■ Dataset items

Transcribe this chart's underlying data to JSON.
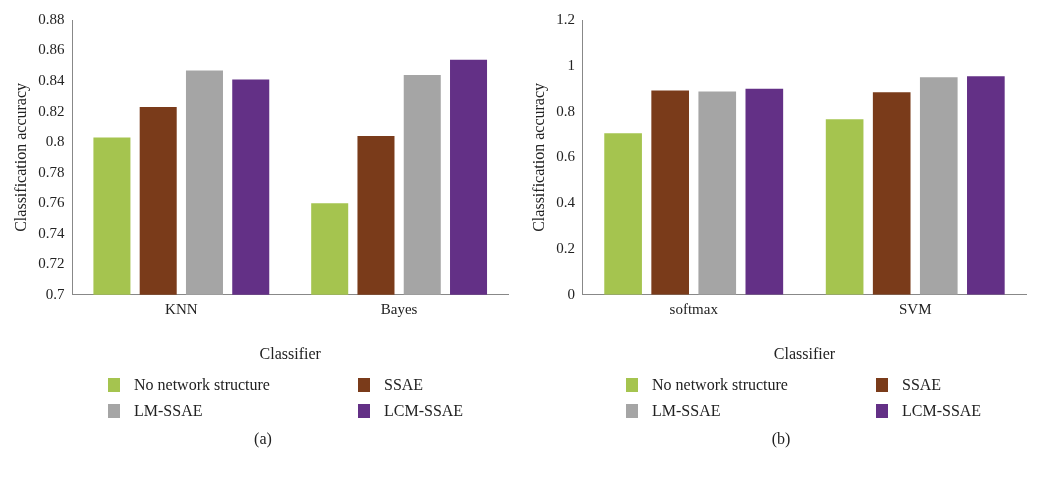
{
  "chart_data": [
    {
      "type": "bar",
      "categories": [
        "KNN",
        "Bayes"
      ],
      "xlabel": "Classifier",
      "ylabel": "Classification accuracy",
      "ylim": [
        0.7,
        0.88
      ],
      "yticks": [
        {
          "value": 0.7,
          "label": "0.7"
        },
        {
          "value": 0.72,
          "label": "0.72"
        },
        {
          "value": 0.74,
          "label": "0.74"
        },
        {
          "value": 0.76,
          "label": "0.76"
        },
        {
          "value": 0.78,
          "label": "0.78"
        },
        {
          "value": 0.8,
          "label": "0.8"
        },
        {
          "value": 0.82,
          "label": "0.82"
        },
        {
          "value": 0.84,
          "label": "0.84"
        },
        {
          "value": 0.86,
          "label": "0.86"
        },
        {
          "value": 0.88,
          "label": "0.88"
        }
      ],
      "grid": false,
      "legend": "bottom",
      "annotations": [
        "(a)"
      ],
      "series": [
        {
          "name": "No network structure",
          "color": "#a5c44f",
          "values": [
            0.803,
            0.76
          ]
        },
        {
          "name": "SSAE",
          "color": "#7a3b1a",
          "values": [
            0.823,
            0.804
          ]
        },
        {
          "name": "LM-SSAE",
          "color": "#a5a5a5",
          "values": [
            0.847,
            0.844
          ]
        },
        {
          "name": "LCM-SSAE",
          "color": "#633086",
          "values": [
            0.841,
            0.854
          ]
        }
      ]
    },
    {
      "type": "bar",
      "categories": [
        "softmax",
        "SVM"
      ],
      "xlabel": "Classifier",
      "ylabel": "Classification accuracy",
      "ylim": [
        0,
        1.2
      ],
      "yticks": [
        0,
        {
          "value": 0.2,
          "label": "0.2"
        },
        {
          "value": 0.4,
          "label": "0.4"
        },
        {
          "value": 0.6,
          "label": "0.6"
        },
        {
          "value": 0.8,
          "label": "0.8"
        },
        1,
        {
          "value": 1.2,
          "label": "1.2"
        }
      ],
      "grid": false,
      "legend": "bottom",
      "annotations": [
        "(b)"
      ],
      "series": [
        {
          "name": "No network structure",
          "color": "#a5c44f",
          "values": [
            0.705,
            0.767
          ]
        },
        {
          "name": "SSAE",
          "color": "#7a3b1a",
          "values": [
            0.892,
            0.884
          ]
        },
        {
          "name": "LM-SSAE",
          "color": "#a5a5a5",
          "values": [
            0.888,
            0.95
          ]
        },
        {
          "name": "LCM-SSAE",
          "color": "#633086",
          "values": [
            0.9,
            0.954
          ]
        }
      ]
    }
  ]
}
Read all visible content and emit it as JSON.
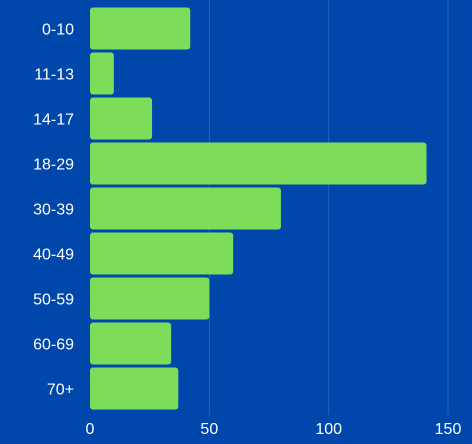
{
  "colors": {
    "background": "#0047ab",
    "bar": "#7ddc5a",
    "grid": "#2a5fb8",
    "text": "#ffffff"
  },
  "chart_data": {
    "type": "bar",
    "orientation": "horizontal",
    "categories": [
      "0-10",
      "11-13",
      "14-17",
      "18-29",
      "30-39",
      "40-49",
      "50-59",
      "60-69",
      "70+"
    ],
    "values": [
      42,
      10,
      26,
      141,
      80,
      60,
      50,
      34,
      37
    ],
    "title": "",
    "xlabel": "",
    "ylabel": "",
    "xlim": [
      0,
      150
    ],
    "xticks": [
      0,
      50,
      100,
      150
    ],
    "xtick_labels": [
      "0",
      "50",
      "100",
      "150"
    ],
    "grid": true
  }
}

■ SET EXERCISE
Go through the entries above and output them exactly, without pictures.

■ WRITTEN SOLUTION
Transcribe this chart's underlying data to JSON.
{
  "chart_data": [
    {
      "type": "bar",
      "categories": [
        "KNN",
        "Bayes"
      ],
      "xlabel": "Classifier",
      "ylabel": "Classification accuracy",
      "ylim": [
        0.7,
        0.88
      ],
      "yticks": [
        {
          "value": 0.7,
          "label": "0.7"
        },
        {
          "value": 0.72,
          "label": "0.72"
        },
        {
          "value": 0.74,
          "label": "0.74"
        },
        {
          "value": 0.76,
          "label": "0.76"
        },
        {
          "value": 0.78,
          "label": "0.78"
        },
        {
          "value": 0.8,
          "label": "0.8"
        },
        {
          "value": 0.82,
          "label": "0.82"
        },
        {
          "value": 0.84,
          "label": "0.84"
        },
        {
          "value": 0.86,
          "label": "0.86"
        },
        {
          "value": 0.88,
          "label": "0.88"
        }
      ],
      "grid": false,
      "legend": "bottom",
      "annotations": [
        "(a)"
      ],
      "series": [
        {
          "name": "No network structure",
          "color": "#a5c44f",
          "values": [
            0.803,
            0.76
          ]
        },
        {
          "name": "SSAE",
          "color": "#7a3b1a",
          "values": [
            0.823,
            0.804
          ]
        },
        {
          "name": "LM-SSAE",
          "color": "#a5a5a5",
          "values": [
            0.847,
            0.844
          ]
        },
        {
          "name": "LCM-SSAE",
          "color": "#633086",
          "values": [
            0.841,
            0.854
          ]
        }
      ]
    },
    {
      "type": "bar",
      "categories": [
        "softmax",
        "SVM"
      ],
      "xlabel": "Classifier",
      "ylabel": "Classification accuracy",
      "ylim": [
        0,
        1.2
      ],
      "yticks": [
        0,
        {
          "value": 0.2,
          "label": "0.2"
        },
        {
          "value": 0.4,
          "label": "0.4"
        },
        {
          "value": 0.6,
          "label": "0.6"
        },
        {
          "value": 0.8,
          "label": "0.8"
        },
        1,
        {
          "value": 1.2,
          "label": "1.2"
        }
      ],
      "grid": false,
      "legend": "bottom",
      "annotations": [
        "(b)"
      ],
      "series": [
        {
          "name": "No network structure",
          "color": "#a5c44f",
          "values": [
            0.705,
            0.767
          ]
        },
        {
          "name": "SSAE",
          "color": "#7a3b1a",
          "values": [
            0.892,
            0.884
          ]
        },
        {
          "name": "LM-SSAE",
          "color": "#a5a5a5",
          "values": [
            0.888,
            0.95
          ]
        },
        {
          "name": "LCM-SSAE",
          "color": "#633086",
          "values": [
            0.9,
            0.954
          ]
        }
      ]
    }
  ]
}
Read all visible content and emit it as JSON.
{
  "colors": {
    "background": "#0047ab",
    "bar": "#7ddc5a",
    "grid": "#2a5fb8",
    "text": "#ffffff"
  },
  "chart_data": {
    "type": "bar",
    "orientation": "horizontal",
    "categories": [
      "0-10",
      "11-13",
      "14-17",
      "18-29",
      "30-39",
      "40-49",
      "50-59",
      "60-69",
      "70+"
    ],
    "values": [
      42,
      10,
      26,
      141,
      80,
      60,
      50,
      34,
      37
    ],
    "title": "",
    "xlabel": "",
    "ylabel": "",
    "xlim": [
      0,
      150
    ],
    "xticks": [
      0,
      50,
      100,
      150
    ],
    "xtick_labels": [
      "0",
      "50",
      "100",
      "150"
    ],
    "grid": true
  }
}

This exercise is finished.